• _摘录_:
使用 BigQuery 连接器编写 MapReduce 作业

BigQuery 连接器默认安装在 /usr/lib/hadoop/lib/ 下的所有 Dataproc 1.0-1.2 集群节点上。Spark 和 PySpark 环境中均可使用该连接器。

Dataproc 映像版本 1.5 及更高版本：默认情况下，Dataproc 映像版本 1.5 及更高版本中未安装 BigQuery 连接器。如需将该连接器用于这些版本，请执行以下操作：

通过初始化操作安装 BigQuery 连接器

提交作业时，在 jars 参数中指定 BigQuery 连接器：

--jars=gs://hadoop-lib/bigquery/bigquery-connector-hadoop3-latest.jar

在应用程序的 jar-with-dependencies 中包含 BigQuery 连接器类

避免冲突：如果您的应用使用的连接器版本与 Dataproc 集群上部署的连接器版本不同，则您必须执行以下操作之一：

使用初始化操作创建一个新集群，此操作可安装应用使用的连接器版本；或者
将您正在使用的版本的连接器类和连接器依赖项包括在内并重新定位到应用的 Jar 文件中，以避免您的连接器版本与部署在 Dataproc 集群中的连接器版本发生冲突（请参阅 Maven 中的依赖项重新定位示例）。

GsonBigQueryInputFormat 类

BigQueryInputFormat 已重命名为 GsonBigQueryInputFormat，以强调其基于Gson} 的格式。

GsonBigQueryInputFormat 通过以下主要操作为 Hadoop 提供了 JsonObject 格式的 BigQuery 对象：

使用用户指定的查询来选择 BigQuery 对象
在 Hadoop 节点之间均匀拆分查询结果
将拆分结果解析为 java 对象以传递给 mapper。 Hadoop Mapper 类可接收以 JsonObject 形式表示的每个选定 BigQuery 对象。

BigQueryInputFormat 类通过 Hadoop InputFormat 类的扩展程序提供了 BigQuery 记录的访问权限。如需使用 BigQueryInputFormat 类，请执行以下操作：

要在 Hadoop 配置中设置参数，您必须将几行代码添加到主要 Hadoop 作业中。
必须将 InputFormat 类设置为 GsonBigQueryInputFormat。

以下各部分介绍如何满足这些要求。

输入参数

QualifiedInputTableId: 要读取的 BigQuery 表，格式为：optional-projectId:datasetId。tableId
示例： publicdata:samples.shakespeare
projectId: 发生所有输入操作的 BigQuery projectId。
示例： my-first-cloud-project

// Set the job-level projectId.
conf.set(BigQueryConfiguration.PROJECT_ID_KEY, projectId);

// Configure input parameters.
BigQueryConfiguration.configureBigQueryInput(conf, inputQualifiedTableId);

// Set InputFormat.
job.setInputFormatClass(GsonBigQueryInputFormat.class);

注意：

job 指的是 org.apache.hadoop.mapreduce.Job（表示要运行的 Hadoop 作业）。
conf 表示 Hadoop 作业的 org.apache.hadoop.Configuration。

Mapper

GsonBigQueryInputFormat 类从 BigQuery 中读取数据，并一次将一个 BigQuery 对象作为输入传递给 Hadoop Mapper 函数。输入采用包含以下内容的键值对形式：

LongWritable，记录编号
JsonObject，Json 格式的 BigQuery 记录

Mapper 接受 LongWritable 和 JsonObject pair 作为输入。

• _任务输入_:
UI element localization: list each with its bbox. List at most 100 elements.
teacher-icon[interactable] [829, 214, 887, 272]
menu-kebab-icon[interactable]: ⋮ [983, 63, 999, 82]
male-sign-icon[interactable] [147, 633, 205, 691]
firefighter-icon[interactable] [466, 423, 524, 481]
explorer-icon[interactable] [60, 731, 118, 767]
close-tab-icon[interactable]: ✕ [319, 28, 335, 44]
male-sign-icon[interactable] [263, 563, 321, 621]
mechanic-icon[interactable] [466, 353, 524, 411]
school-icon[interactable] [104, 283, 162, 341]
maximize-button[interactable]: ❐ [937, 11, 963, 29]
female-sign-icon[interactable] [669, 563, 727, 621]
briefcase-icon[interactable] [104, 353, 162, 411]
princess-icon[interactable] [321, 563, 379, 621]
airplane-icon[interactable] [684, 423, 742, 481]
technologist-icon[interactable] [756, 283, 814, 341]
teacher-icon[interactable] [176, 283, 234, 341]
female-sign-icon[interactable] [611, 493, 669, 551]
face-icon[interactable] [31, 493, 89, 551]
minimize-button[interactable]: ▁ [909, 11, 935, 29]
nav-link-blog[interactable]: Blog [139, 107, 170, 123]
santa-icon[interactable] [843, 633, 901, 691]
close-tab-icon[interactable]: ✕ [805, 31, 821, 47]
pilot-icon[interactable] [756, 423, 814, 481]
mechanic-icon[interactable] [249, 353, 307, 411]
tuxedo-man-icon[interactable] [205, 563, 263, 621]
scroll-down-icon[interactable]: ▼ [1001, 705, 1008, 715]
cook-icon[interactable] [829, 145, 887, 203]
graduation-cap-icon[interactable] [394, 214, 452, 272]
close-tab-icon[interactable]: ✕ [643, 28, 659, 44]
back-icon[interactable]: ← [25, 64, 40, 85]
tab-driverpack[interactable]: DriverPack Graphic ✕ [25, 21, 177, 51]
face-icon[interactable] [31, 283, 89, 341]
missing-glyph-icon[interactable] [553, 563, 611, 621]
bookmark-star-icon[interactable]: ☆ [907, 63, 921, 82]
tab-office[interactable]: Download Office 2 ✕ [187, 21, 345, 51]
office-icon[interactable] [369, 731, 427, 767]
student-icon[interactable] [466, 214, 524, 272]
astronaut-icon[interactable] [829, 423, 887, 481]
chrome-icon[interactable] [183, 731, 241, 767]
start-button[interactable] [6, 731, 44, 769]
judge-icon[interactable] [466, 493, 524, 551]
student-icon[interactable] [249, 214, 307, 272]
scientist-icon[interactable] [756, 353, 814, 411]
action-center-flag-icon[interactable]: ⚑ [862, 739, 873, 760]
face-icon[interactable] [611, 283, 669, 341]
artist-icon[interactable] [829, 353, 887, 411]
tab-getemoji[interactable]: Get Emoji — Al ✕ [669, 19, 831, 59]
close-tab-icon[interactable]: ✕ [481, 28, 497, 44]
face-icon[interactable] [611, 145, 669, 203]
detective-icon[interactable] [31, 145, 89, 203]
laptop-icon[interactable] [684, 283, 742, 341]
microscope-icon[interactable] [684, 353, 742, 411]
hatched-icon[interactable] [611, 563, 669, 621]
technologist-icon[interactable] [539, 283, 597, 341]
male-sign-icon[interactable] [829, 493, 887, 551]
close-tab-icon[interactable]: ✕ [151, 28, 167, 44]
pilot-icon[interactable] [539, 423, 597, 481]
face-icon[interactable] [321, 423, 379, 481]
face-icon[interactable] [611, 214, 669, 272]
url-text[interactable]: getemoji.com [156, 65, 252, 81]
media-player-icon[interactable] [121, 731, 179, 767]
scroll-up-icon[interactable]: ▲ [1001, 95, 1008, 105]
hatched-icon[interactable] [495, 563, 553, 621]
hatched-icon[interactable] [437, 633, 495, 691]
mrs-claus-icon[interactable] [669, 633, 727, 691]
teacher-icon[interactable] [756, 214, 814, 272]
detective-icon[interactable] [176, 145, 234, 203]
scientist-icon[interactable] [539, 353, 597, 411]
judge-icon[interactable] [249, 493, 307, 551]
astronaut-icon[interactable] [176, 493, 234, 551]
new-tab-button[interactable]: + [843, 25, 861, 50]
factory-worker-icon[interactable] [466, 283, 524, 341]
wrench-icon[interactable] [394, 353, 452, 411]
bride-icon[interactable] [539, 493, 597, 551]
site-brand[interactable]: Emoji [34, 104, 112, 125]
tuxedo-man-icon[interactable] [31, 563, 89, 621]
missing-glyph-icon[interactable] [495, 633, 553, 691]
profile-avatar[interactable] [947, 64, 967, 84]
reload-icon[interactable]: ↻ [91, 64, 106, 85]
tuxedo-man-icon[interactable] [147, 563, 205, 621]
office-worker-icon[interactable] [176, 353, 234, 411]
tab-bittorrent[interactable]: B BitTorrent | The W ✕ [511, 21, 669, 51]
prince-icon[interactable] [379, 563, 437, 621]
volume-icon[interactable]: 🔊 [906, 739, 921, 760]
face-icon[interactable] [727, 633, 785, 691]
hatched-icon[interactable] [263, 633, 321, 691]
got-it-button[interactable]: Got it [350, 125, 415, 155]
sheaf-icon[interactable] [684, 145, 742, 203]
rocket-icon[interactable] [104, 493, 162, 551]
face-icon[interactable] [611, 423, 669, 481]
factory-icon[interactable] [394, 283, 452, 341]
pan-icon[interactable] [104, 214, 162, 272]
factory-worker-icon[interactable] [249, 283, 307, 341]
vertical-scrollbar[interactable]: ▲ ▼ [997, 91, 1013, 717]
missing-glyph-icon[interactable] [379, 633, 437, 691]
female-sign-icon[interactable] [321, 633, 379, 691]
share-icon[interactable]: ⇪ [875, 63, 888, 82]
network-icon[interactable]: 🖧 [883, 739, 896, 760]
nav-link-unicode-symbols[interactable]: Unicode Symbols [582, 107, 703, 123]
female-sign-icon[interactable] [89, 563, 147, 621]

• _练习任务_:
1) 从条目中摘出自开头起、到含有“minimize-button[interactable]: ▁ [909, 11, 935, 29]”的那一行为止的各行，首尾两行都包括在内，逐字照录。
2) 请续写上文那篇讲 BigQuery 连接器的文字，从它停下的地方接着写。

• _参考答案_:
1)
UI element localization: list each with its bbox. List at most 100 elements.
teacher-icon[interactable] [829, 214, 887, 272]
menu-kebab-icon[interactable]: ⋮ [983, 63, 999, 82]
male-sign-icon[interactable] [147, 633, 205, 691]
firefighter-icon[interactable] [466, 423, 524, 481]
explorer-icon[interactable] [60, 731, 118, 767]
close-tab-icon[interactable]: ✕ [319, 28, 335, 44]
male-sign-icon[interactable] [263, 563, 321, 621]
mechanic-icon[interactable] [466, 353, 524, 411]
school-icon[interactable] [104, 283, 162, 341]
maximize-button[interactable]: ❐ [937, 11, 963, 29]
female-sign-icon[interactable] [669, 563, 727, 621]
briefcase-icon[interactable] [104, 353, 162, 411]
princess-icon[interactable] [321, 563, 379, 621]
airplane-icon[interactable] [684, 423, 742, 481]
technologist-icon[interactable] [756, 283, 814, 341]
teacher-icon[interactable] [176, 283, 234, 341]
female-sign-icon[interactable] [611, 493, 669, 551]
face-icon[interactable] [31, 493, 89, 551]
minimize-button[interactable]: ▁ [909, 11, 935, 29]

2)
以下是用于示例 WordCount 作业的 Mapper 代码段。

  // private static final LongWritable ONE = new LongWritable(1);
  // The configuration key used to specify the BigQuery field name
  // ("column name").
  public static final String WORDCOUNT_WORD_FIELDNAME_KEY =
      "mapred.bq.samples.wordcount.word.key";

  // Default value for the configuration entry specified by
  // WORDCOUNT_WORD_FIELDNAME_KEY. Examples: 'word' in
  // publicdata:samples.shakespeare or 'repository_name'
  // in publicdata:samples.github_timeline.
  public static final String WORDCOUNT_WORD_FIELDNAME_VALUE_DEFAULT = "word";

  /**
   * The mapper function for WordCount.
   */
  public static class Map
      extends Mapper <LongWritable, JsonObject, Text, LongWritable> {
    private static final LongWritable ONE = new LongWritable(1);
    private Text word = new Text();
    private String wordKey;

    @Override
    public void setup(Context context)
        throws IOException, InterruptedException {
      // Find the runtime-configured key for the field name we're looking for
      // in the map task.
      Configuration conf = context.getConfiguration();
      wordKey = conf.get(WORDCOUNT_WORD_FIELDNAME_KEY,
          WORDCOUNT_WORD_FIELDNAME_VALUE_DEFAULT);
    }

    @Override
    public void map(LongWritable key, JsonObject value, Context context)
        throws IOException, InterruptedException {
      JsonElement countElement = value.get(wordKey);
      if (countElement != null) {
        String wordInRecord = countElement.getAsString();
        word.set(wordInRecord);
        // Write out the key, value pair (write out a value of 1, which will be
        // added to the total count for this word in the Reducer).
        context.write(word, ONE);
      }
    }
  }

IndirectBigQueryOutputFormat 类

IndirectBigQueryOutputFormat 允许 Hadoop 将 JsonObject 值直接写入 BigQuery 表。该类通过 Hadoop OutputFormat 类的扩展程序提供了 BigQuery 记录的访问权限。要正确使用它，您必须在 Hadoop 配置中设置几个参数，并且必须将 OutputFormat 类设置为 IndirectBigQueryOutputFormat。要设置的参数示例以及正确使用 IndirectBigQueryOutputFormat 所需的代码行如下。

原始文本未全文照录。